> What to produce
Keep only the lines that hold the string "trailering", filtering out the rest of the entries below.

> Records provided
•••

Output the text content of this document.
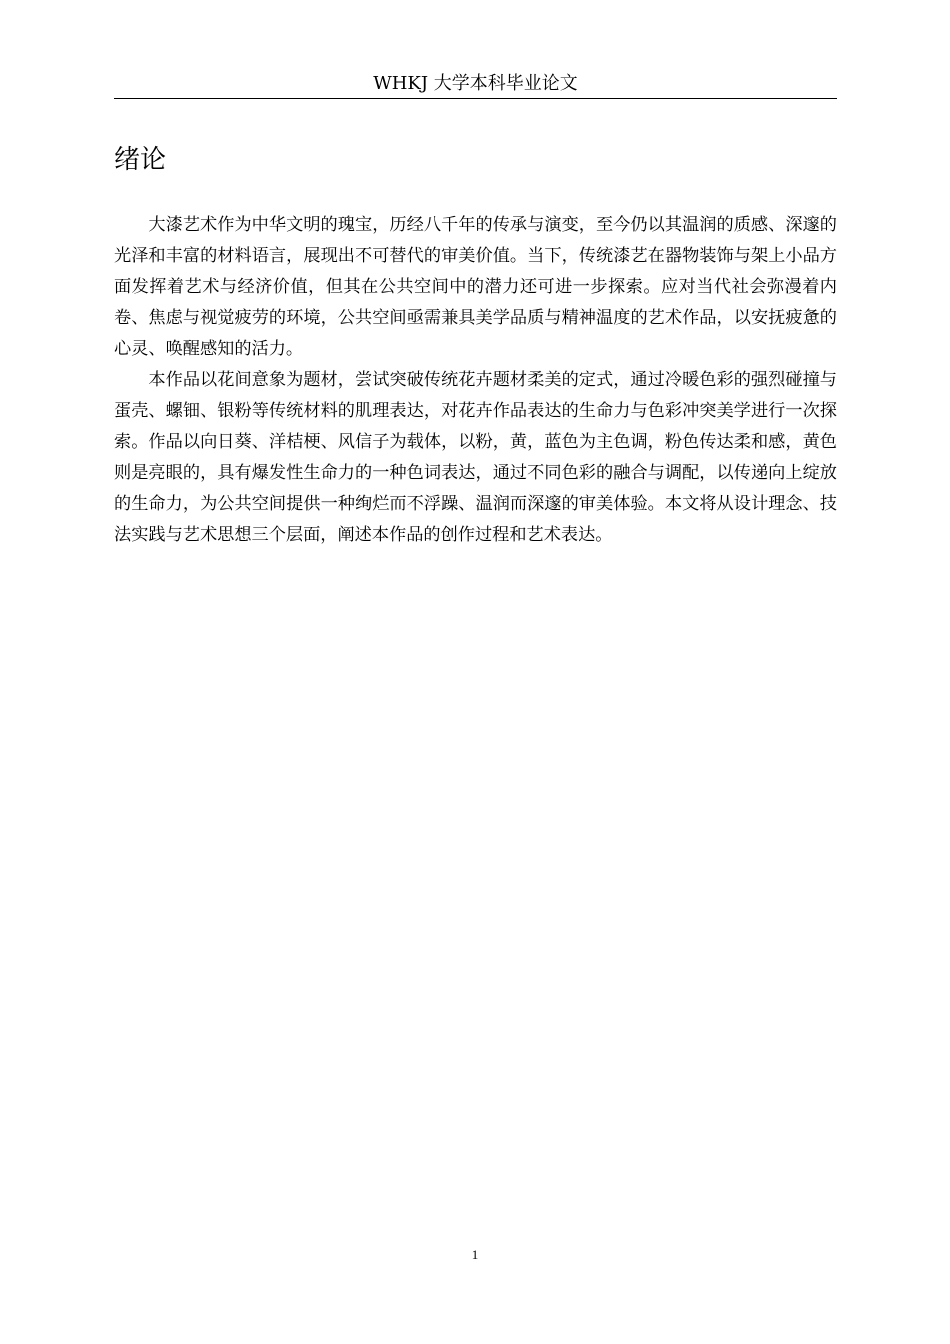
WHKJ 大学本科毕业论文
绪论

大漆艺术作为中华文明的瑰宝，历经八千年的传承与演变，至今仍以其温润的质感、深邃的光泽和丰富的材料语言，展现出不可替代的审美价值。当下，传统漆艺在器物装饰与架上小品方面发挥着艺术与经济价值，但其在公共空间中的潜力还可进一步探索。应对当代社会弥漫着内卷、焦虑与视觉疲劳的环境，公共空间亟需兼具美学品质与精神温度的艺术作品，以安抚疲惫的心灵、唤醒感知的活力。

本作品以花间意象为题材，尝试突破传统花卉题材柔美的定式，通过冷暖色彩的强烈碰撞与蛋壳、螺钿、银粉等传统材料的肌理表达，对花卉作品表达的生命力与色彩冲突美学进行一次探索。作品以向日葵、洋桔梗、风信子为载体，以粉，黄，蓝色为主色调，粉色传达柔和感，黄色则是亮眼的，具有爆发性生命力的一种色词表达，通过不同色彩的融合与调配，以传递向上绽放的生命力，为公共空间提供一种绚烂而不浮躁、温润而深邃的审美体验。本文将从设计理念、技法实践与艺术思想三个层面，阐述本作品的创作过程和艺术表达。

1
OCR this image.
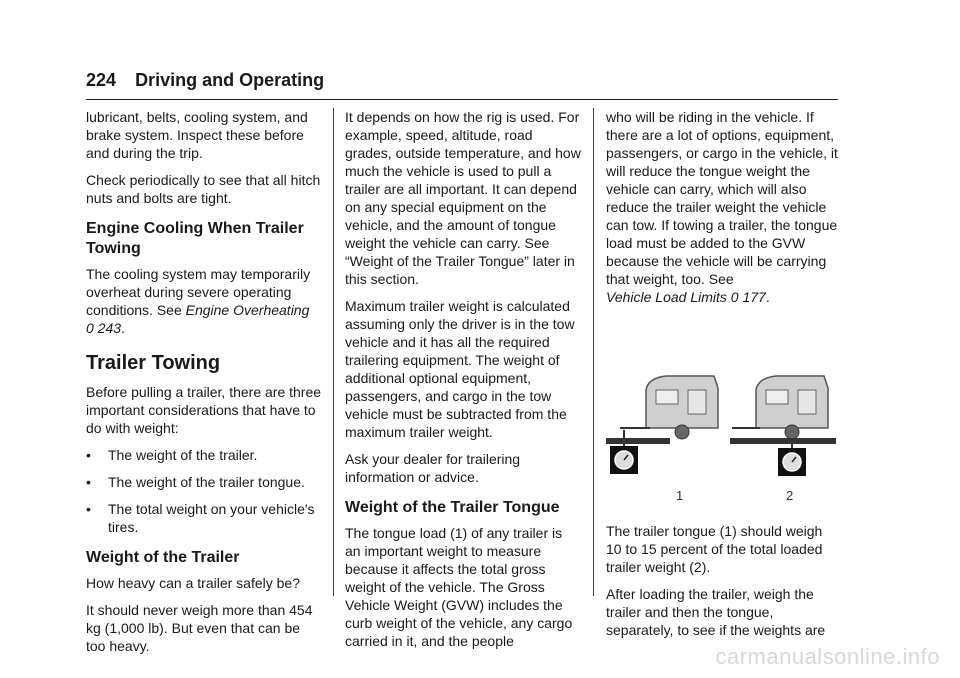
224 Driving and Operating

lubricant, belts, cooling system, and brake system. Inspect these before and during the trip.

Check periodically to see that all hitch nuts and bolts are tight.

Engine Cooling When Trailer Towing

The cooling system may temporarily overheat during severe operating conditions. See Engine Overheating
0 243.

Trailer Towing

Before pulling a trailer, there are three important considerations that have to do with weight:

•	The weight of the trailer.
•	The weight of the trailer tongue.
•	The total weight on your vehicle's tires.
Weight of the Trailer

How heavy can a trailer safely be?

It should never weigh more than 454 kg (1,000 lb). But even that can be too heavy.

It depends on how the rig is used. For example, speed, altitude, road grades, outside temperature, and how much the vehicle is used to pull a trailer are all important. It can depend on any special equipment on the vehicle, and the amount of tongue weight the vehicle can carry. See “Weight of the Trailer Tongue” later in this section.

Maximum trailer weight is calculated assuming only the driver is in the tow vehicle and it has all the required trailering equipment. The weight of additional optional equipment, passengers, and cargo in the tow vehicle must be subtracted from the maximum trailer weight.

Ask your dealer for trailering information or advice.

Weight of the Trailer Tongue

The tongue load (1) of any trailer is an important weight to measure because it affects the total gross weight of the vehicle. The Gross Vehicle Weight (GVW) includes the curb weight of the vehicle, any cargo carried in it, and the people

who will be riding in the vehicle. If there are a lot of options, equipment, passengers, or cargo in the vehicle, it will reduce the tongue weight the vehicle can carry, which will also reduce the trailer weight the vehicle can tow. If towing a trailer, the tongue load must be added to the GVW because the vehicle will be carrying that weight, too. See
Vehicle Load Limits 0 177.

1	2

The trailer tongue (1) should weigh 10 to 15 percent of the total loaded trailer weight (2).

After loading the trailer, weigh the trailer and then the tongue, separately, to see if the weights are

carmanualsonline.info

•••

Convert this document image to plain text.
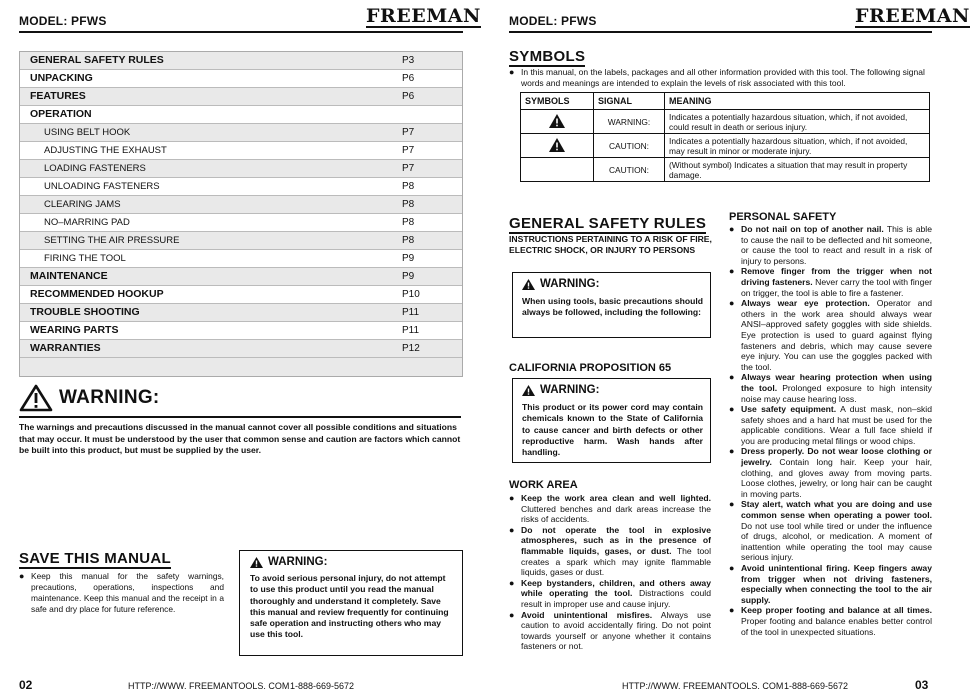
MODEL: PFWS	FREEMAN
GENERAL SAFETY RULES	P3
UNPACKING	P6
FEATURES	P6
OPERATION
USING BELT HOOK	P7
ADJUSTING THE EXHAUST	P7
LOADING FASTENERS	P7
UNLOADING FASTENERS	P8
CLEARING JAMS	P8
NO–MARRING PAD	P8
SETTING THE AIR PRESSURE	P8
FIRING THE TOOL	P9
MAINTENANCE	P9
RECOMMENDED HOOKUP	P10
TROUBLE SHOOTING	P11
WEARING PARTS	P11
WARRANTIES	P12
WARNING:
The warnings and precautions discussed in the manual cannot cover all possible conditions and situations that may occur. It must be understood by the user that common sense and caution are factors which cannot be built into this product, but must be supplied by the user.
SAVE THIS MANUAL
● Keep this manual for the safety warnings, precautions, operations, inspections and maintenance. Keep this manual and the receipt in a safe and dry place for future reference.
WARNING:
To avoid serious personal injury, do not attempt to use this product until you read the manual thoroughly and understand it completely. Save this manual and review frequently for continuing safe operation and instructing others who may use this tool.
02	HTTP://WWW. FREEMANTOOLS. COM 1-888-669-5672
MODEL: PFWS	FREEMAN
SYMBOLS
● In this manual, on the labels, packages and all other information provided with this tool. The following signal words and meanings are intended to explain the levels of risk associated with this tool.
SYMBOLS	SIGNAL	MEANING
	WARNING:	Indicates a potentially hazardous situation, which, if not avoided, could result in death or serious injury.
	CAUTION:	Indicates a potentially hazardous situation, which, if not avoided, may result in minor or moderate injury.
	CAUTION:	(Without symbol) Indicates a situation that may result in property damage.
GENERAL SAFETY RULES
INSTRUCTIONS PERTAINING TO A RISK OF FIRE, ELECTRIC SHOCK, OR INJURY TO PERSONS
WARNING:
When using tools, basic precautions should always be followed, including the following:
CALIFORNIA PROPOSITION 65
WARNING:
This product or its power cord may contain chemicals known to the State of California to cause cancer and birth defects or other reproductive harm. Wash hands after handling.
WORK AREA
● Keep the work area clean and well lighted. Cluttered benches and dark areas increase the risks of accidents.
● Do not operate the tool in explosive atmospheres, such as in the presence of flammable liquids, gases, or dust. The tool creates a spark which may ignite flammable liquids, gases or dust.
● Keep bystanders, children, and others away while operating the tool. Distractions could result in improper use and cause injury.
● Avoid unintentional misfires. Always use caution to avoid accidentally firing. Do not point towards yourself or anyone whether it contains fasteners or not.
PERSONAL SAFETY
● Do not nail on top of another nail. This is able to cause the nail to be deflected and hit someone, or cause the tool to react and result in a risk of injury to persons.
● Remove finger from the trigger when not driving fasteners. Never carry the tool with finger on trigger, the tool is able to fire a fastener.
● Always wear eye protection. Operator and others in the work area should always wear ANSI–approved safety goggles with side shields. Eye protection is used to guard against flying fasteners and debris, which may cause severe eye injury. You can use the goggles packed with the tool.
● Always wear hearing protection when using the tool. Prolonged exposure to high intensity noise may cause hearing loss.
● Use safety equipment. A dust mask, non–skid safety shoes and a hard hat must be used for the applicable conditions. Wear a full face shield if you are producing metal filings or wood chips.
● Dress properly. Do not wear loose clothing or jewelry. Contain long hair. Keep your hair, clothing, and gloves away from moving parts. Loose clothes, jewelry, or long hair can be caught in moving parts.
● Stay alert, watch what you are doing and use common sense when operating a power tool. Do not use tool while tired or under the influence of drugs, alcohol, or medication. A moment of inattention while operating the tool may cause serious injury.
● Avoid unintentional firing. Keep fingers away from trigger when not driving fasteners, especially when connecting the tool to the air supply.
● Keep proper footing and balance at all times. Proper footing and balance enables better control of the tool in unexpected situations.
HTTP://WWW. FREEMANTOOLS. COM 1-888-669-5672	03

•••

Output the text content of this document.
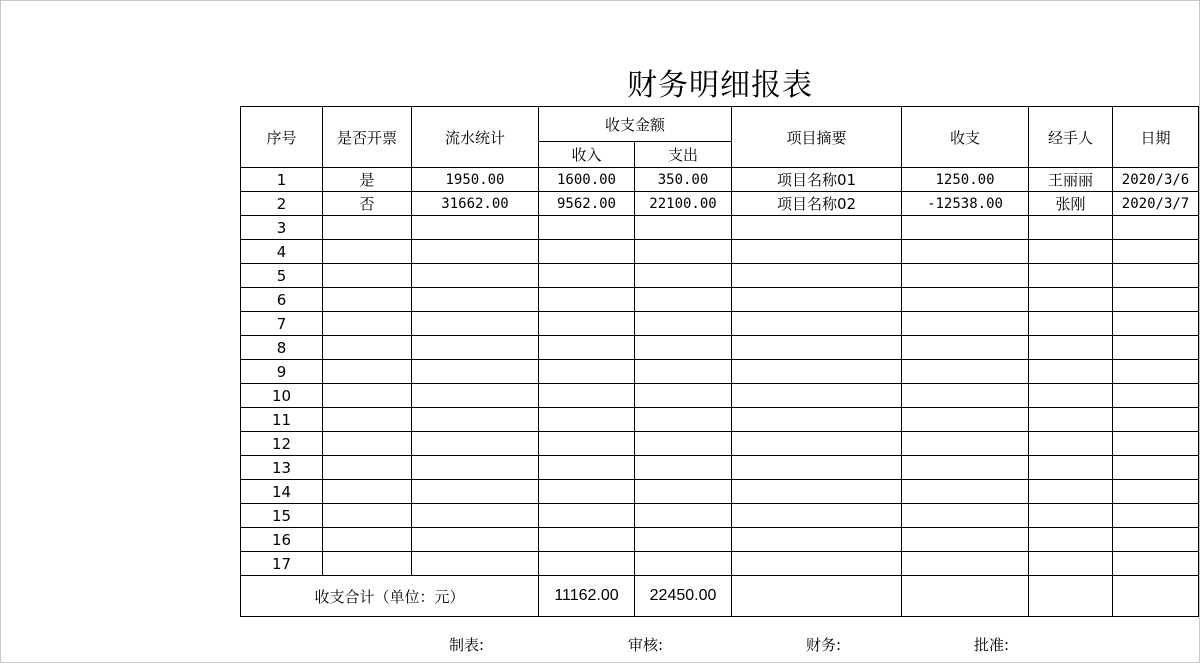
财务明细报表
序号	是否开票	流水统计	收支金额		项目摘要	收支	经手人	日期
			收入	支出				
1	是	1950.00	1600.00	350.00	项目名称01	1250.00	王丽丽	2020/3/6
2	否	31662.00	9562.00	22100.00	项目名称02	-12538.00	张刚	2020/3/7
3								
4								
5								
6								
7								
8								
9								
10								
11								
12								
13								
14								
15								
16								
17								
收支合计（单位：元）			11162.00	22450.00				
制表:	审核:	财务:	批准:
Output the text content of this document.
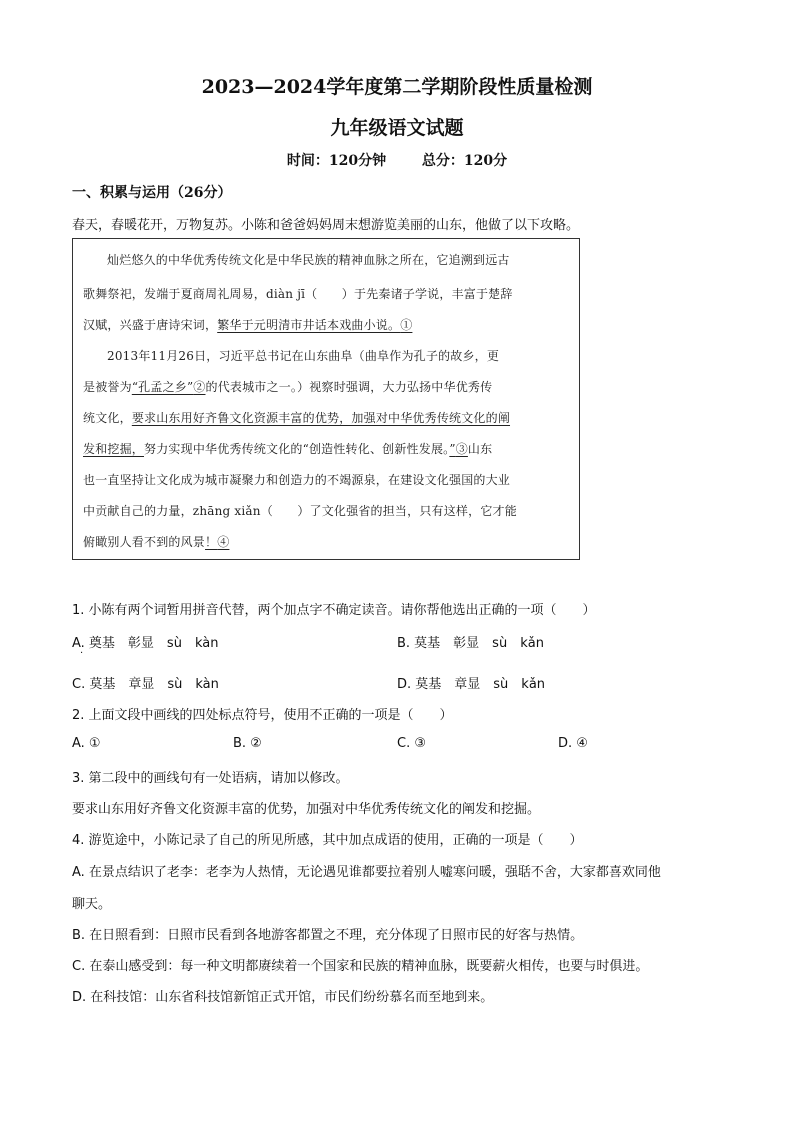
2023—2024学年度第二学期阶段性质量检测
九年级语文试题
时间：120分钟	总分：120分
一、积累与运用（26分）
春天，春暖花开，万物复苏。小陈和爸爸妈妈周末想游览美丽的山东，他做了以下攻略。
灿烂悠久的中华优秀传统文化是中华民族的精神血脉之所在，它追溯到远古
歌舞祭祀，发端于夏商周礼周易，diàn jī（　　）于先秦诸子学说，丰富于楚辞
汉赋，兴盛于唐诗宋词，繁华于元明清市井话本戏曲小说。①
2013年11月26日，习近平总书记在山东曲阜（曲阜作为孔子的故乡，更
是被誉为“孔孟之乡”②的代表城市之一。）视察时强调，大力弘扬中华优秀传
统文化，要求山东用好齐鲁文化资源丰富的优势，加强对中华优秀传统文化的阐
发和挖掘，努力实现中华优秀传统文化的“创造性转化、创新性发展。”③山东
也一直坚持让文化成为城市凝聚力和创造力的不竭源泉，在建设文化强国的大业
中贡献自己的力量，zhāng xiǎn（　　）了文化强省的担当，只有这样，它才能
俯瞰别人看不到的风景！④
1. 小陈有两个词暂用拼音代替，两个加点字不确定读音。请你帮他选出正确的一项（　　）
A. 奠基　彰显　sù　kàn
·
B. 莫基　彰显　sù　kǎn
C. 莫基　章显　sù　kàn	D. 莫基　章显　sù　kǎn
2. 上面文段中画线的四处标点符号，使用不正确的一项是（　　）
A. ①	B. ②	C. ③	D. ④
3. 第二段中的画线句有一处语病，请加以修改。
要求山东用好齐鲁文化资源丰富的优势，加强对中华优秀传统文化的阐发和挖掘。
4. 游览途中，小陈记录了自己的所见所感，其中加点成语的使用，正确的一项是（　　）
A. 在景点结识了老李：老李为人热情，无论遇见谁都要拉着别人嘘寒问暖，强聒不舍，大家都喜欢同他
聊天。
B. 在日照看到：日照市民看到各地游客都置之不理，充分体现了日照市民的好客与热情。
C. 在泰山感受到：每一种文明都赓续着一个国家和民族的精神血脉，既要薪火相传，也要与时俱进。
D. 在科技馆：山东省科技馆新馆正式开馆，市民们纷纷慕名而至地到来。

•••

> Output below
Maximum trailer weight is calculated assuming only the driver is in the tow vehicle and it has all the required trailering equipment. The weight of additional optional equipment, passengers, and cargo in the tow vehicle must be subtracted from the maximum trailer weight.
Ask your dealer for trailering information or advice.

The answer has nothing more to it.